» Requirements: Print every entry exactly as written.

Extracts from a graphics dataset
****************************************
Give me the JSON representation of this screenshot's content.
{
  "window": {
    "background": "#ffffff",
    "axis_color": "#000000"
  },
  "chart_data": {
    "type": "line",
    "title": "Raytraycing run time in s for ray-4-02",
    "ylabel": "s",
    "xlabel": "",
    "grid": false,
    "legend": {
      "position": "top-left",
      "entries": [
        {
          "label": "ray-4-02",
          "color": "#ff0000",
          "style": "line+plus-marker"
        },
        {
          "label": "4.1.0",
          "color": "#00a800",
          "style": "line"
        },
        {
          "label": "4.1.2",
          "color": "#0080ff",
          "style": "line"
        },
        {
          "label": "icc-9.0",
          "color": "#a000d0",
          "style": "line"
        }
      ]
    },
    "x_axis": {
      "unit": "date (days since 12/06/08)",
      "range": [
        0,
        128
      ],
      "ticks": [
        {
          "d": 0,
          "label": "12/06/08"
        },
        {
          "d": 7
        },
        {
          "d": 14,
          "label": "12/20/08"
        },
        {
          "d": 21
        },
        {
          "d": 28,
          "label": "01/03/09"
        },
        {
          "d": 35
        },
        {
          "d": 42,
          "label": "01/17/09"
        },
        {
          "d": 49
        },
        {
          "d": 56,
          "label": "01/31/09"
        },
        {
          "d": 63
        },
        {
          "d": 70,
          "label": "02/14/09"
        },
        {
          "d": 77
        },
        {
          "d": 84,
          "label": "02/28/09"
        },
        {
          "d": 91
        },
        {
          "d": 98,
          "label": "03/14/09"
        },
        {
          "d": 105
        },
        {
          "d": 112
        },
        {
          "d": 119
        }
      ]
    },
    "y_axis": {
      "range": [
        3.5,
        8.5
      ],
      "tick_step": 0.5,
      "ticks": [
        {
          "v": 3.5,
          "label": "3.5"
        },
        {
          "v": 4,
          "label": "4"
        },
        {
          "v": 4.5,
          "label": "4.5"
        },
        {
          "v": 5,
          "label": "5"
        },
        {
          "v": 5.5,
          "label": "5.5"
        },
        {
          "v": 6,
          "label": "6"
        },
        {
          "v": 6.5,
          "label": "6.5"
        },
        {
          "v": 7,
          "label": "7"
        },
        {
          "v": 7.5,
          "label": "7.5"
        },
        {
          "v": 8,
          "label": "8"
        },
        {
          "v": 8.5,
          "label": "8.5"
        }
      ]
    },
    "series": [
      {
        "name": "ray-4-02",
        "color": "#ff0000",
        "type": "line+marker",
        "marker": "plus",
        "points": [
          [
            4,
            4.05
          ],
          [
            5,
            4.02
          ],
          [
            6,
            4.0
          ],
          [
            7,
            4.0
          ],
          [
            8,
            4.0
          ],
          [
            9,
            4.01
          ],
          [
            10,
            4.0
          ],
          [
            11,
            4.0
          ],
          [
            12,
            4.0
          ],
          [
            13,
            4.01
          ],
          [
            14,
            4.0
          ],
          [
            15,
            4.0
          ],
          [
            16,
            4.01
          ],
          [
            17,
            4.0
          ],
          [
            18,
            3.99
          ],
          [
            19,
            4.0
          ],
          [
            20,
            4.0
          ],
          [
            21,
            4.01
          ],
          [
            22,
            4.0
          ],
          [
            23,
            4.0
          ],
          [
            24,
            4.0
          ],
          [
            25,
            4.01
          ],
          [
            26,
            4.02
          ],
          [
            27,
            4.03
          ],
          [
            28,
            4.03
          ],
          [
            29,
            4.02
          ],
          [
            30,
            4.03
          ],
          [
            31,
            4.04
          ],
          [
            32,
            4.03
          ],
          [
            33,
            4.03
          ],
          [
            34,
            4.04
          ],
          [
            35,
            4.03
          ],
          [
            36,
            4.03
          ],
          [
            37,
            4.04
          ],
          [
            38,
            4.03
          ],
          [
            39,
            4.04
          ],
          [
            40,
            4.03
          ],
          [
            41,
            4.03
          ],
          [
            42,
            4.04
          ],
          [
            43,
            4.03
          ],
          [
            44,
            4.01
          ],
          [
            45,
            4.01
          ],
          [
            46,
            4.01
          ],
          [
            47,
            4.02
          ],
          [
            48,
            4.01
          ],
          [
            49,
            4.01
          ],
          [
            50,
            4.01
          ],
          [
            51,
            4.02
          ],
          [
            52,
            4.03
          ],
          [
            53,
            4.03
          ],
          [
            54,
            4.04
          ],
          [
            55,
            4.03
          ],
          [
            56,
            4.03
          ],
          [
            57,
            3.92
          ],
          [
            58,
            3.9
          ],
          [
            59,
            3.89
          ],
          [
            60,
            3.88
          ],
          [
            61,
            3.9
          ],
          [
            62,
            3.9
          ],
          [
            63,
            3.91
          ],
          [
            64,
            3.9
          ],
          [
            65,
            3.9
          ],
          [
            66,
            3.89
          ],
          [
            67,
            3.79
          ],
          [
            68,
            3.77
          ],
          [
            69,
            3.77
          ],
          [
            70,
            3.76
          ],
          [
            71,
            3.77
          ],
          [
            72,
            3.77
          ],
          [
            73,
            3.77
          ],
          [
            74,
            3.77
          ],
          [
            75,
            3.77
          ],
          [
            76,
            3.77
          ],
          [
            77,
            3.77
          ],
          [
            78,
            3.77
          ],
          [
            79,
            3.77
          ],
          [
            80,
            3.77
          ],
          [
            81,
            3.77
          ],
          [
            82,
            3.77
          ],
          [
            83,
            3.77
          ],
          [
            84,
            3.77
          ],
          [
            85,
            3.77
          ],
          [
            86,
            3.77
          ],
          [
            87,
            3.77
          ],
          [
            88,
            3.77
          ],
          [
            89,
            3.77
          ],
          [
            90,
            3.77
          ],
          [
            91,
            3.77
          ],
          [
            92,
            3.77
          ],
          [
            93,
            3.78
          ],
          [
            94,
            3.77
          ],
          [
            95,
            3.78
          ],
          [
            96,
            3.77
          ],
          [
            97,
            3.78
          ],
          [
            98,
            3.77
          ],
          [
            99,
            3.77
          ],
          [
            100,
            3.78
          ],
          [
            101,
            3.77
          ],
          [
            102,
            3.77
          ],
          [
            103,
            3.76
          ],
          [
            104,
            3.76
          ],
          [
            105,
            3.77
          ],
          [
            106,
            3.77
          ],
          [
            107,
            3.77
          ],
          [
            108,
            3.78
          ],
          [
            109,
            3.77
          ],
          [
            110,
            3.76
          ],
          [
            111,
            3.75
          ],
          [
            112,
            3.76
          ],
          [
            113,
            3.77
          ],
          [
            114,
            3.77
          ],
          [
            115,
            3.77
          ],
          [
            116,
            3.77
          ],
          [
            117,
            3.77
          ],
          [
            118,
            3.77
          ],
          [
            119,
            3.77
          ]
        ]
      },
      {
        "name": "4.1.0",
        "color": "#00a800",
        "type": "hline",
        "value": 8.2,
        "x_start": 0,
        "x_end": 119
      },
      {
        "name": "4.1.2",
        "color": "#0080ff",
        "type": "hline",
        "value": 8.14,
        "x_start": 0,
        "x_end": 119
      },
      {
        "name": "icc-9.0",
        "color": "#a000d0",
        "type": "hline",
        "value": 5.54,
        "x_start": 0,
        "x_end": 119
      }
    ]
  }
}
****************************************
» Complete answer:
Give me the JSON representation of this screenshot's content.
{
  "window": {
    "background": "#ffffff",
    "axis_color": "#000000"
  },
  "chart_data": {
    "type": "line",
    "title": "Raytraycing run time in s for ray-4-02",
    "ylabel": "s",
    "xlabel": "",
    "grid": false,
    "legend": {
      "position": "top-left",
      "entries": [
        {
          "label": "ray-4-02",
          "color": "#ff0000",
          "style": "line+plus-marker"
        },
        {
          "label": "4.1.0",
          "color": "#00a800",
          "style": "line"
        },
        {
          "label": "4.1.2",
          "color": "#0080ff",
          "style": "line"
        },
        {
          "label": "icc-9.0",
          "color": "#a000d0",
          "style": "line"
        }
      ]
    },
    "x_axis": {
      "unit": "date (days since 12/06/08)",
      "range": [
        0,
        128
      ],
      "ticks": [
        {
          "d": 0,
          "label": "12/06/08"
        },
        {
          "d": 7
        },
        {
          "d": 14,
          "label": "12/20/08"
        },
        {
          "d": 21
        },
        {
          "d": 28,
          "label": "01/03/09"
        },
        {
          "d": 35
        },
        {
          "d": 42,
          "label": "01/17/09"
        },
        {
          "d": 49
        },
        {
          "d": 56,
          "label": "01/31/09"
        },
        {
          "d": 63
        },
        {
          "d": 70,
          "label": "02/14/09"
        },
        {
          "d": 77
        },
        {
          "d": 84,
          "label": "02/28/09"
        },
        {
          "d": 91
        },
        {
          "d": 98,
          "label": "03/14/09"
        },
        {
          "d": 105
        },
        {
          "d": 112
        },
        {
          "d": 119
        }
      ]
    },
    "y_axis": {
      "range": [
        3.5,
        8.5
      ],
      "tick_step": 0.5,
      "ticks": [
        {
          "v": 3.5,
          "label": "3.5"
        },
        {
          "v": 4,
          "label": "4"
        },
        {
          "v": 4.5,
          "label": "4.5"
        },
        {
          "v": 5,
          "label": "5"
        },
        {
          "v": 5.5,
          "label": "5.5"
        },
        {
          "v": 6,
          "label": "6"
        },
        {
          "v": 6.5,
          "label": "6.5"
        },
        {
          "v": 7,
          "label": "7"
        },
        {
          "v": 7.5,
          "label": "7.5"
        },
        {
          "v": 8,
          "label": "8"
        },
        {
          "v": 8.5,
          "label": "8.5"
        }
      ]
    },
    "series": [
      {
        "name": "ray-4-02",
        "color": "#ff0000",
        "type": "line+marker",
        "marker": "plus",
        "points": [
          [
            4,
            4.05
          ],
          [
            5,
            4.02
          ],
          [
            6,
            4.0
          ],
          [
            7,
            4.0
          ],
          [
            8,
            4.0
          ],
          [
            9,
            4.01
          ],
          [
            10,
            4.0
          ],
          [
            11,
            4.0
          ],
          [
            12,
            4.0
          ],
          [
            13,
            4.01
          ],
          [
            14,
            4.0
          ],
          [
            15,
            4.0
          ],
          [
            16,
            4.01
          ],
          [
            17,
            4.0
          ],
          [
            18,
            3.99
          ],
          [
            19,
            4.0
          ],
          [
            20,
            4.0
          ],
          [
            21,
            4.01
          ],
          [
            22,
            4.0
          ],
          [
            23,
            4.0
          ],
          [
            24,
            4.0
          ],
          [
            25,
            4.01
          ],
          [
            26,
            4.02
          ],
          [
            27,
            4.03
          ],
          [
            28,
            4.03
          ],
          [
            29,
            4.02
          ],
          [
            30,
            4.03
          ],
          [
            31,
            4.04
          ],
          [
            32,
            4.03
          ],
          [
            33,
            4.03
          ],
          [
            34,
            4.04
          ],
          [
            35,
            4.03
          ],
          [
            36,
            4.03
          ],
          [
            37,
            4.04
          ],
          [
            38,
            4.03
          ],
          [
            39,
            4.04
          ],
          [
            40,
            4.03
          ],
          [
            41,
            4.03
          ],
          [
            42,
            4.04
          ],
          [
            43,
            4.03
          ],
          [
            44,
            4.01
          ],
          [
            45,
            4.01
          ],
          [
            46,
            4.01
          ],
          [
            47,
            4.02
          ],
          [
            48,
            4.01
          ],
          [
            49,
            4.01
          ],
          [
            50,
            4.01
          ],
          [
            51,
            4.02
          ],
          [
            52,
            4.03
          ],
          [
            53,
            4.03
          ],
          [
            54,
            4.04
          ],
          [
            55,
            4.03
          ],
          [
            56,
            4.03
          ],
          [
            57,
            3.92
          ],
          [
            58,
            3.9
          ],
          [
            59,
            3.89
          ],
          [
            60,
            3.88
          ],
          [
            61,
            3.9
          ],
          [
            62,
            3.9
          ],
          [
            63,
            3.91
          ],
          [
            64,
            3.9
          ],
          [
            65,
            3.9
          ],
          [
            66,
            3.89
          ],
          [
            67,
            3.79
          ],
          [
            68,
            3.77
          ],
          [
            69,
            3.77
          ],
          [
            70,
            3.76
          ],
          [
            71,
            3.77
          ],
          [
            72,
            3.77
          ],
          [
            73,
            3.77
          ],
          [
            74,
            3.77
          ],
          [
            75,
            3.77
          ],
          [
            76,
            3.77
          ],
          [
            77,
            3.77
          ],
          [
            78,
            3.77
          ],
          [
            79,
            3.77
          ],
          [
            80,
            3.77
          ],
          [
            81,
            3.77
          ],
          [
            82,
            3.77
          ],
          [
            83,
            3.77
          ],
          [
            84,
            3.77
          ],
          [
            85,
            3.77
          ],
          [
            86,
            3.77
          ],
          [
            87,
            3.77
          ],
          [
            88,
            3.77
          ],
          [
            89,
            3.77
          ],
          [
            90,
            3.77
          ],
          [
            91,
            3.77
          ],
          [
            92,
            3.77
          ],
          [
            93,
            3.78
          ],
          [
            94,
            3.77
          ],
          [
            95,
            3.78
          ],
          [
            96,
            3.77
          ],
          [
            97,
            3.78
          ],
          [
            98,
            3.77
          ],
          [
            99,
            3.77
          ],
          [
            100,
            3.78
          ],
          [
            101,
            3.77
          ],
          [
            102,
            3.77
          ],
          [
            103,
            3.76
          ],
          [
            104,
            3.76
          ],
          [
            105,
            3.77
          ],
          [
            106,
            3.77
          ],
          [
            107,
            3.77
          ],
          [
            108,
            3.78
          ],
          [
            109,
            3.77
          ],
          [
            110,
            3.76
          ],
          [
            111,
            3.75
          ],
          [
            112,
            3.76
          ],
          [
            113,
            3.77
          ],
          [
            114,
            3.77
          ],
          [
            115,
            3.77
          ],
          [
            116,
            3.77
          ],
          [
            117,
            3.77
          ],
          [
            118,
            3.77
          ],
          [
            119,
            3.77
          ]
        ]
      },
      {
        "name": "4.1.0",
        "color": "#00a800",
        "type": "hline",
        "value": 8.2,
        "x_start": 0,
        "x_end": 119
      },
      {
        "name": "4.1.2",
        "color": "#0080ff",
        "type": "hline",
        "value": 8.14,
        "x_start": 0,
        "x_end": 119
      },
      {
        "name": "icc-9.0",
        "color": "#a000d0",
        "type": "hline",
        "value": 5.54,
        "x_start": 0,
        "x_end": 119
      }
    ]
  }
}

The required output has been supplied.